Your goal
Exactly as given, repeat all of the entries.

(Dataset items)
################

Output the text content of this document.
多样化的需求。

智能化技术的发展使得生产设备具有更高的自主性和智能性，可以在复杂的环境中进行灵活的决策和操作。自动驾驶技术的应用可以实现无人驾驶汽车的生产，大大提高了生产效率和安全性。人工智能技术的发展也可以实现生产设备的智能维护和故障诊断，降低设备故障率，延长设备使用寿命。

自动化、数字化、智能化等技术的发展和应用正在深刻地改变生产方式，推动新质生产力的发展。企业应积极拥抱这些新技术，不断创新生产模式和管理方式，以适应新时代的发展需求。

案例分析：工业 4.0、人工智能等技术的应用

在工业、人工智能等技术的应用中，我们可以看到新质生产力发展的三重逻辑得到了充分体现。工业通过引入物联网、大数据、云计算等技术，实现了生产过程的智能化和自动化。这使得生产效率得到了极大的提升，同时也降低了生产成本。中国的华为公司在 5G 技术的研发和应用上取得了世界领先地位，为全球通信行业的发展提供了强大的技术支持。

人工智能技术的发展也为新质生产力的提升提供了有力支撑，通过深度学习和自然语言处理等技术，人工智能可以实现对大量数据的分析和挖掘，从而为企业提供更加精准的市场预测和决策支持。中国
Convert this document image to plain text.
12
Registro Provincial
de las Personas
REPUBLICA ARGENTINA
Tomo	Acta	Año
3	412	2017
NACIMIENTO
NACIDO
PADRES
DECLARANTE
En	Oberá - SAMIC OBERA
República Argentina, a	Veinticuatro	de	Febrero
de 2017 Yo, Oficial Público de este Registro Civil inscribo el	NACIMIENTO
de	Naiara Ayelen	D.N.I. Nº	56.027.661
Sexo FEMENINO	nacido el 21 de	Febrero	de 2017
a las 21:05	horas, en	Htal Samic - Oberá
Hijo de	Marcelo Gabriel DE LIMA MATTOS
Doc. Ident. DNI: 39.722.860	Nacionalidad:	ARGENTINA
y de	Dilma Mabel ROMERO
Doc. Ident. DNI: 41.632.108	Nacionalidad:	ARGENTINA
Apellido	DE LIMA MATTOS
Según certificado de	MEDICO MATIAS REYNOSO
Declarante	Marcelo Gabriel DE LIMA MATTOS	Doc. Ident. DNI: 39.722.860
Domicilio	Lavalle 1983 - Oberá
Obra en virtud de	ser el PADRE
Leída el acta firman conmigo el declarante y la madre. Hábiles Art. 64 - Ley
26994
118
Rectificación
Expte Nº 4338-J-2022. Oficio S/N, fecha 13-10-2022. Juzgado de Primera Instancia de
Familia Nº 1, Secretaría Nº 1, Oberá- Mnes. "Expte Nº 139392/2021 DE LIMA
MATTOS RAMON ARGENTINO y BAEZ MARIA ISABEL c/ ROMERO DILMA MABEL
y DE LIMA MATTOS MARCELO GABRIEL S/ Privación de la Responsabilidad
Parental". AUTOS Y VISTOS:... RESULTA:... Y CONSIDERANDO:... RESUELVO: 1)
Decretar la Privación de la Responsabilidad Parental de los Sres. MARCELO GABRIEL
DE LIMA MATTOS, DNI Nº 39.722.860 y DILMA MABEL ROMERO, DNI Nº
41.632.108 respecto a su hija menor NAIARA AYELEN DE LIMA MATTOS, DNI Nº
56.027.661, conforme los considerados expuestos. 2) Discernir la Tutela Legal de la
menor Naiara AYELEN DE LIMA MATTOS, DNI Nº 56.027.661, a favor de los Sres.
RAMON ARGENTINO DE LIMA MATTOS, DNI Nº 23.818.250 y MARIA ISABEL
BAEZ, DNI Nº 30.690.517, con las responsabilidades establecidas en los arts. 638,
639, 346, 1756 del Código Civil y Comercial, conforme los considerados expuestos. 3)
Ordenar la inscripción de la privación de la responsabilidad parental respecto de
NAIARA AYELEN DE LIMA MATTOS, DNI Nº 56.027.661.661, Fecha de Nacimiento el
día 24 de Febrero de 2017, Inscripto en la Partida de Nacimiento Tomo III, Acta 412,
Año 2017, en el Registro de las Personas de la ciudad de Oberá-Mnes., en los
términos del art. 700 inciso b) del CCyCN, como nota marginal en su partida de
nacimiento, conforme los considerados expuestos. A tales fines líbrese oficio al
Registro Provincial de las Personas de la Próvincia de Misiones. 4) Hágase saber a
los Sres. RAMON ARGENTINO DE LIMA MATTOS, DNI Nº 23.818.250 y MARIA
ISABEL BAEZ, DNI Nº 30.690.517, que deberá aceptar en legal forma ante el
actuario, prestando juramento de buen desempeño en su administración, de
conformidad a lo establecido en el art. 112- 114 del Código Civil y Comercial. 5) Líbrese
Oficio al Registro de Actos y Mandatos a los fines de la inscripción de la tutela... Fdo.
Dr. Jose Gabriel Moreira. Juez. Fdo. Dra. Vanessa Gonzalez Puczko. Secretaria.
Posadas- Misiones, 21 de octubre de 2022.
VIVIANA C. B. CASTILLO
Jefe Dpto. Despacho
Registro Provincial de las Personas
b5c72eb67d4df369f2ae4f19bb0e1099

################

Exercise response
Output the text content of this document.
多样化的需求。

智能化技术的发展使得生产设备具有更高的自主性和智能性，可以在复杂的环境中进行灵活的决策和操作。自动驾驶技术的应用可以实现无人驾驶汽车的生产，大大提高了生产效率和安全性。人工智能技术的发展也可以实现生产设备的智能维护和故障诊断，降低设备故障率，延长设备使用寿命。

自动化、数字化、智能化等技术的发展和应用正在深刻地改变生产方式，推动新质生产力的发展。企业应积极拥抱这些新技术，不断创新生产模式和管理方式，以适应新时代的发展需求。

案例分析：工业 4.0、人工智能等技术的应用

在工业、人工智能等技术的应用中，我们可以看到新质生产力发展的三重逻辑得到了充分体现。工业通过引入物联网、大数据、云计算等技术，实现了生产过程的智能化和自动化。这使得生产效率得到了极大的提升，同时也降低了生产成本。中国的华为公司在 5G 技术的研发和应用上取得了世界领先地位，为全球通信行业的发展提供了强大的技术支持。

人工智能技术的发展也为新质生产力的提升提供了有力支撑，通过深度学习和自然语言处理等技术，人工智能可以实现对大量数据的分析和挖掘，从而为企业提供更加精准的市场预测和决策支持。中国
Convert this document image to plain text.
12
Registro Provincial
de las Personas
REPUBLICA ARGENTINA
Tomo	Acta	Año
3	412	2017
NACIMIENTO
NACIDO
PADRES
DECLARANTE
En	Oberá - SAMIC OBERA
República Argentina, a	Veinticuatro	de	Febrero
de 2017 Yo, Oficial Público de este Registro Civil inscribo el	NACIMIENTO
de	Naiara Ayelen	D.N.I. Nº	56.027.661
Sexo FEMENINO	nacido el 21 de	Febrero	de 2017
a las 21:05	horas, en	Htal Samic - Oberá
Hijo de	Marcelo Gabriel DE LIMA MATTOS
Doc. Ident. DNI: 39.722.860	Nacionalidad:	ARGENTINA
y de	Dilma Mabel ROMERO
Doc. Ident. DNI: 41.632.108	Nacionalidad:	ARGENTINA
Apellido	DE LIMA MATTOS
Según certificado de	MEDICO MATIAS REYNOSO
Declarante	Marcelo Gabriel DE LIMA MATTOS	Doc. Ident. DNI: 39.722.860
Domicilio	Lavalle 1983 - Oberá
Obra en virtud de	ser el PADRE
Leída el acta firman conmigo el declarante y la madre. Hábiles Art. 64 - Ley
26994
118
Rectificación
Expte Nº 4338-J-2022. Oficio S/N, fecha 13-10-2022. Juzgado de Primera Instancia de
Familia Nº 1, Secretaría Nº 1, Oberá- Mnes. "Expte Nº 139392/2021 DE LIMA
MATTOS RAMON ARGENTINO y BAEZ MARIA ISABEL c/ ROMERO DILMA MABEL
y DE LIMA MATTOS MARCELO GABRIEL S/ Privación de la Responsabilidad
Parental". AUTOS Y VISTOS:... RESULTA:... Y CONSIDERANDO:... RESUELVO: 1)
Decretar la Privación de la Responsabilidad Parental de los Sres. MARCELO GABRIEL
DE LIMA MATTOS, DNI Nº 39.722.860 y DILMA MABEL ROMERO, DNI Nº
41.632.108 respecto a su hija menor NAIARA AYELEN DE LIMA MATTOS, DNI Nº
56.027.661, conforme los considerados expuestos. 2) Discernir la Tutela Legal de la
menor Naiara AYELEN DE LIMA MATTOS, DNI Nº 56.027.661, a favor de los Sres.
RAMON ARGENTINO DE LIMA MATTOS, DNI Nº 23.818.250 y MARIA ISABEL
BAEZ, DNI Nº 30.690.517, con las responsabilidades establecidas en los arts. 638,
639, 346, 1756 del Código Civil y Comercial, conforme los considerados expuestos. 3)
Ordenar la inscripción de la privación de la responsabilidad parental respecto de
NAIARA AYELEN DE LIMA MATTOS, DNI Nº 56.027.661.661, Fecha de Nacimiento el
día 24 de Febrero de 2017, Inscripto en la Partida de Nacimiento Tomo III, Acta 412,
Año 2017, en el Registro de las Personas de la ciudad de Oberá-Mnes., en los
términos del art. 700 inciso b) del CCyCN, como nota marginal en su partida de
nacimiento, conforme los considerados expuestos. A tales fines líbrese oficio al
Registro Provincial de las Personas de la Próvincia de Misiones. 4) Hágase saber a
los Sres. RAMON ARGENTINO DE LIMA MATTOS, DNI Nº 23.818.250 y MARIA
ISABEL BAEZ, DNI Nº 30.690.517, que deberá aceptar en legal forma ante el
actuario, prestando juramento de buen desempeño en su administración, de
conformidad a lo establecido en el art. 112- 114 del Código Civil y Comercial. 5) Líbrese
Oficio al Registro de Actos y Mandatos a los fines de la inscripción de la tutela... Fdo.
Dr. Jose Gabriel Moreira. Juez. Fdo. Dra. Vanessa Gonzalez Puczko. Secretaria.
Posadas- Misiones, 21 de octubre de 2022.
VIVIANA C. B. CASTILLO
Jefe Dpto. Despacho
Registro Provincial de las Personas
b5c72eb67d4df369f2ae4f19bb0e1099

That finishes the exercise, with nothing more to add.